**Instructions for the task:** Collect the lines of the entries where "POLUSDT" shows up.

[Dataset records]

——————————

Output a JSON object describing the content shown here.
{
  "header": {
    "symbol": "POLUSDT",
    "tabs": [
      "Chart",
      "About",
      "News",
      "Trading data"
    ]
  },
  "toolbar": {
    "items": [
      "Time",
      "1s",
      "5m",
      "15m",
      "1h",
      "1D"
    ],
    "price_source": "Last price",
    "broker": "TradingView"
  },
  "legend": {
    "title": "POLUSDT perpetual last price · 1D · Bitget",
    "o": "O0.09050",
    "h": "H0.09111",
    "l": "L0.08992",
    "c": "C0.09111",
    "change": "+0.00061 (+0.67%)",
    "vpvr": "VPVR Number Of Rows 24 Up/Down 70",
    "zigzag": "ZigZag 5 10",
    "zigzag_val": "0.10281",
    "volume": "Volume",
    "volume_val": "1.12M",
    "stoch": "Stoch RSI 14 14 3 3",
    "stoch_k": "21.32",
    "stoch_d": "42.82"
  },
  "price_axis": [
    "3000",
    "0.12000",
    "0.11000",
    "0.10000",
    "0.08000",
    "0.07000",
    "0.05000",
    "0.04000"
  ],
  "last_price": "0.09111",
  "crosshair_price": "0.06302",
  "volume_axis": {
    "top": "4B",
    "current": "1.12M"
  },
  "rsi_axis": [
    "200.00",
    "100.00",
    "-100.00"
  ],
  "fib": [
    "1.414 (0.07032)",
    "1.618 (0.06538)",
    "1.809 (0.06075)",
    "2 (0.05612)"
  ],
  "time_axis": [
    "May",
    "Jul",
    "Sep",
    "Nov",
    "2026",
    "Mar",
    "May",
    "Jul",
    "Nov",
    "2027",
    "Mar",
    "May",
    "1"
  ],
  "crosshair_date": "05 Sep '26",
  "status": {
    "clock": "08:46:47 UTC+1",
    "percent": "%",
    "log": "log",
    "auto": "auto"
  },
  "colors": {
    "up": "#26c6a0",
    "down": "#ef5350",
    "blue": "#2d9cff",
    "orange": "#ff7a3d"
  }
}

——————————

**Answer to this problem:**
    "symbol": "POLUSDT",
    "title": "POLUSDT perpetual last price · 1D · Bitget",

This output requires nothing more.